▸ **Task directions**
Go through the lines below. Copy those with "площадь".

[start Data records]

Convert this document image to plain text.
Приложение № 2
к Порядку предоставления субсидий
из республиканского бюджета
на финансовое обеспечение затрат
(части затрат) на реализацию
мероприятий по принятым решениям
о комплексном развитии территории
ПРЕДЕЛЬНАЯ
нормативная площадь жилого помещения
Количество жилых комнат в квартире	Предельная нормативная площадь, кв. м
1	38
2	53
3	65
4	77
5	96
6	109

[end Data records]
[start Data records]

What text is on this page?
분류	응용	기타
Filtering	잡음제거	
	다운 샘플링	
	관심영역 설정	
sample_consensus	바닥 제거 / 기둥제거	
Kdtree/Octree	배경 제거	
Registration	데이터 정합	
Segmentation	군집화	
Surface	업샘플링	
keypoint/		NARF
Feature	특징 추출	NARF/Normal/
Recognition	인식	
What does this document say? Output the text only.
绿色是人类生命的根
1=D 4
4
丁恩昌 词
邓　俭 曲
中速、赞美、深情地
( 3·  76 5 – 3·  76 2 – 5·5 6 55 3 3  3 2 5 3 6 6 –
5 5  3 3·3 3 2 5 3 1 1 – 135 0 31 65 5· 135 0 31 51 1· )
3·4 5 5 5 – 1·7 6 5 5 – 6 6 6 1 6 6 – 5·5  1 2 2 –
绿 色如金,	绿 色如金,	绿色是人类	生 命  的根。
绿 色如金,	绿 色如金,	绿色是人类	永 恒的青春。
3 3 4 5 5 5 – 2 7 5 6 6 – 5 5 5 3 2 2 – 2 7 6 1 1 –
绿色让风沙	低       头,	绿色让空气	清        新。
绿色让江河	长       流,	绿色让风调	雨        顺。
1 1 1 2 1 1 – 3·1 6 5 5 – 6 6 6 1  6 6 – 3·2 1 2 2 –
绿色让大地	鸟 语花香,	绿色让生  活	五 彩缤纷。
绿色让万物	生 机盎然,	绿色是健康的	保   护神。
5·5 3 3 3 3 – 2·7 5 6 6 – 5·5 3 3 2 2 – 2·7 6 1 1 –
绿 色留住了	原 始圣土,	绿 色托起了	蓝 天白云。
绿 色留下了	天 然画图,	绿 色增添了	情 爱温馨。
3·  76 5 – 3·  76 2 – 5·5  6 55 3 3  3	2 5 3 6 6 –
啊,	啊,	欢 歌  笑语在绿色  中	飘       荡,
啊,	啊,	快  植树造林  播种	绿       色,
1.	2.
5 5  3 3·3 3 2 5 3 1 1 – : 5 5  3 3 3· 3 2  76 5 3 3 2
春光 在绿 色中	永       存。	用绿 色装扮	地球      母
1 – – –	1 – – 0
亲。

[end Data records]

▸ **Output of the exercise**
нормативная площадь жилого помещения
Количество жилых комнат в квартире	Предельная нормативная площадь, кв. м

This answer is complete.